== Data records ==
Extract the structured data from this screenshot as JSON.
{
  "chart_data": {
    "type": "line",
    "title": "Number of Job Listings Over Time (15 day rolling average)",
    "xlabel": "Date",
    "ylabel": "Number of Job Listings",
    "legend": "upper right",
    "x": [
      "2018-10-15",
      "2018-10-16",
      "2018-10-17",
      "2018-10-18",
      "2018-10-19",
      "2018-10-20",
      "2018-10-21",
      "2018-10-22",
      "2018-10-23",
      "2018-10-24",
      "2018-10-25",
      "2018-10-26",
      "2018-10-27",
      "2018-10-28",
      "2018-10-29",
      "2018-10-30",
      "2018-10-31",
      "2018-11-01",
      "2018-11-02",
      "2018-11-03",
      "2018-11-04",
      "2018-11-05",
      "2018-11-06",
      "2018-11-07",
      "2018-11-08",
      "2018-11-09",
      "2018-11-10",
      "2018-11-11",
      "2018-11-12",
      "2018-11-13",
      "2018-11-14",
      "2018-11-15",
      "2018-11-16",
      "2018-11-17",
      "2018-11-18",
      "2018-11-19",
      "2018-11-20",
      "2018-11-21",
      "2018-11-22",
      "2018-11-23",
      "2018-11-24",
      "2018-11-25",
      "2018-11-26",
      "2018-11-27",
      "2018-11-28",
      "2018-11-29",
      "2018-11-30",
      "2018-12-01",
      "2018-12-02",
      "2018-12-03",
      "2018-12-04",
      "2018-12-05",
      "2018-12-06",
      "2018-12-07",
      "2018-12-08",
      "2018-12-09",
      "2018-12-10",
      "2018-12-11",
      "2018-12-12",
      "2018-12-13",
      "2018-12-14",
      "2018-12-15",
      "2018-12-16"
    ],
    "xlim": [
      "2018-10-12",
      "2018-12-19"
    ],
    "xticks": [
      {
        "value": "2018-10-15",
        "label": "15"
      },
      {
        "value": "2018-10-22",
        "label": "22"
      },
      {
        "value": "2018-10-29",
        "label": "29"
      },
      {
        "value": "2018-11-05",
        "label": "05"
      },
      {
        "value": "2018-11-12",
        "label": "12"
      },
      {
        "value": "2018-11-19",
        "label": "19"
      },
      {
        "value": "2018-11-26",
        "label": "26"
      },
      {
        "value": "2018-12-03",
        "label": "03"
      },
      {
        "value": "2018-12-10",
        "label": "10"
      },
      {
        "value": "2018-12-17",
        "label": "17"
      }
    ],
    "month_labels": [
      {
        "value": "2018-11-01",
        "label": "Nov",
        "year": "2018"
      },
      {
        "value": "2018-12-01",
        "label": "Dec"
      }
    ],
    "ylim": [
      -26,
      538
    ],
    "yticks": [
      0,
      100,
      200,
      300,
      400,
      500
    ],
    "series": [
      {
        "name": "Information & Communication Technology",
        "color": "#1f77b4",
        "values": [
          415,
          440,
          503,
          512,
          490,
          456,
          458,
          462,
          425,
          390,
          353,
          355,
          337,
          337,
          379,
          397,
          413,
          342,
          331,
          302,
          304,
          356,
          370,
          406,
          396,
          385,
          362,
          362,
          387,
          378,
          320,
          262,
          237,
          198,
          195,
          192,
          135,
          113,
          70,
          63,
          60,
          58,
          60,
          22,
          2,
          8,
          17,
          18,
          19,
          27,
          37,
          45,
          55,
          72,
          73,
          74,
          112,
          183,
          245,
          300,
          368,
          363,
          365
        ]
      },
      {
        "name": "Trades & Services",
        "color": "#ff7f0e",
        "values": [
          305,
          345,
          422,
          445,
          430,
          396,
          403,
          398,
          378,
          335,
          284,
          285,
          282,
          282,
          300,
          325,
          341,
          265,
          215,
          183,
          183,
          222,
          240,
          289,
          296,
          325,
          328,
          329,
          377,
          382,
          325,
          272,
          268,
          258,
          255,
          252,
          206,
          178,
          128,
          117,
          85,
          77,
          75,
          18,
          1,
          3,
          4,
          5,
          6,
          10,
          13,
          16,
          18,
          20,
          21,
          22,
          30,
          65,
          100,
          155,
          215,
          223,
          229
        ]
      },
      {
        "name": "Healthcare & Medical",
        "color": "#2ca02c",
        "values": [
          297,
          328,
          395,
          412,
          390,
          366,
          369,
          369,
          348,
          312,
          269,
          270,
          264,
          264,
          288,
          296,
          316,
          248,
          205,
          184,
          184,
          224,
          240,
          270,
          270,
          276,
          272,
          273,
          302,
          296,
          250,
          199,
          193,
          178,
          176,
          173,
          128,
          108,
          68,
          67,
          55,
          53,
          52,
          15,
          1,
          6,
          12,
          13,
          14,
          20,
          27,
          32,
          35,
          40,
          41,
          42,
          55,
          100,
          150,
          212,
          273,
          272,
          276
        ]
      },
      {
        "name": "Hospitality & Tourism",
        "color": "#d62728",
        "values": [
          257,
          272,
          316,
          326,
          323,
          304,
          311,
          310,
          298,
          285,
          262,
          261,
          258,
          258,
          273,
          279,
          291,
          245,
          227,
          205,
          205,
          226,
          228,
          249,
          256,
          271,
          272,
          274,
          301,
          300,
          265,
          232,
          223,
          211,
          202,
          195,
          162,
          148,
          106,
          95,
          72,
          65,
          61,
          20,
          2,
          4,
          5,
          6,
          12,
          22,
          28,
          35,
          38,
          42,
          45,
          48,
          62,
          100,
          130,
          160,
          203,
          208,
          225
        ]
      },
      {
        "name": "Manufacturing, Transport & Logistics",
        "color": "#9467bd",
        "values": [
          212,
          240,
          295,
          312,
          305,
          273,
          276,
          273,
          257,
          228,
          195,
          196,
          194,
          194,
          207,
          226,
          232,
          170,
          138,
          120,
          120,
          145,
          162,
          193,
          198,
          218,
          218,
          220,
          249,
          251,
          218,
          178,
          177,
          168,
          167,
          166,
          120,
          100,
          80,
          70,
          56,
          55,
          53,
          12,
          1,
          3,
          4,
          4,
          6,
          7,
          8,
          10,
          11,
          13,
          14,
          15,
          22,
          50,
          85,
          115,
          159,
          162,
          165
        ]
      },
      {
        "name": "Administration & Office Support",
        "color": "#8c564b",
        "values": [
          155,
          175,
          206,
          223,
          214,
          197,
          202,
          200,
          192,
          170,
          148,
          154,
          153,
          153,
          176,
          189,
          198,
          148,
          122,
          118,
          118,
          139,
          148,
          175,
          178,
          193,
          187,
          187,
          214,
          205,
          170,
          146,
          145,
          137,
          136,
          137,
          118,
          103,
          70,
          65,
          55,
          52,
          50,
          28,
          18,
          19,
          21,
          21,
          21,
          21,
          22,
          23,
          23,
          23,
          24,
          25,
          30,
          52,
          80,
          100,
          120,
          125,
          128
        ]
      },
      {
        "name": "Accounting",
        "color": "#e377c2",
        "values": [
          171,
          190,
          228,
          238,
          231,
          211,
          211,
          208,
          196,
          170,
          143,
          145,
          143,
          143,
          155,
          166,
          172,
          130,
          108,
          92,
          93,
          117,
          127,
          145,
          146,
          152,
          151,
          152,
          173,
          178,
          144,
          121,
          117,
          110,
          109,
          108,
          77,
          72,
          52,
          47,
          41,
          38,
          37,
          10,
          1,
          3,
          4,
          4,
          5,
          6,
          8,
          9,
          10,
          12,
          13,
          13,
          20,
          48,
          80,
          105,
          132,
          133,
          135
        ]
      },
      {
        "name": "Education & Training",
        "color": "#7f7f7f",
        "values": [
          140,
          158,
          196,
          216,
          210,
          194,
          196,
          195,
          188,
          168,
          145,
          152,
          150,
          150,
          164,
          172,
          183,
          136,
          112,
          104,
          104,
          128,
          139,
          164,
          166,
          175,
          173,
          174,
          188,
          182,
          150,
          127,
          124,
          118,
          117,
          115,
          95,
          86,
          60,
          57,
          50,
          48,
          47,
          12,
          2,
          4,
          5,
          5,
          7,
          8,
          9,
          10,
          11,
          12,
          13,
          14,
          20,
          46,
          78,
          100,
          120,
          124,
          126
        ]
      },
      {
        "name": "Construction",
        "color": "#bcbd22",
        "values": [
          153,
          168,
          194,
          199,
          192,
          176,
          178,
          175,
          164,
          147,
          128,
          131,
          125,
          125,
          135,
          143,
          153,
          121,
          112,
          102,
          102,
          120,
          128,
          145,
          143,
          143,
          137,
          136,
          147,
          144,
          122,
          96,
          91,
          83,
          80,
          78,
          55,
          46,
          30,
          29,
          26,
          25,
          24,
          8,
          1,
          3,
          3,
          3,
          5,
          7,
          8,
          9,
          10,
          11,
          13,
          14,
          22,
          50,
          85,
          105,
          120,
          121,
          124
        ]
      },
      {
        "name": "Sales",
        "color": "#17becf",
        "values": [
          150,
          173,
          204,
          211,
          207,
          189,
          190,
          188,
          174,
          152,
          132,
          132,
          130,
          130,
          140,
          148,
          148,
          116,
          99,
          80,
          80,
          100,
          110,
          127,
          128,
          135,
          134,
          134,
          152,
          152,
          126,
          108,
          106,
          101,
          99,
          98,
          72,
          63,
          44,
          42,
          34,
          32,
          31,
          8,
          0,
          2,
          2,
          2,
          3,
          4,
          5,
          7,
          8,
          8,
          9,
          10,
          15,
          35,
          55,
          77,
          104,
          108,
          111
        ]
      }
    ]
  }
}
===
* Work to complete
Count the lines in the material above where the string "color" appears, then state only that count.

* Exercise solution
10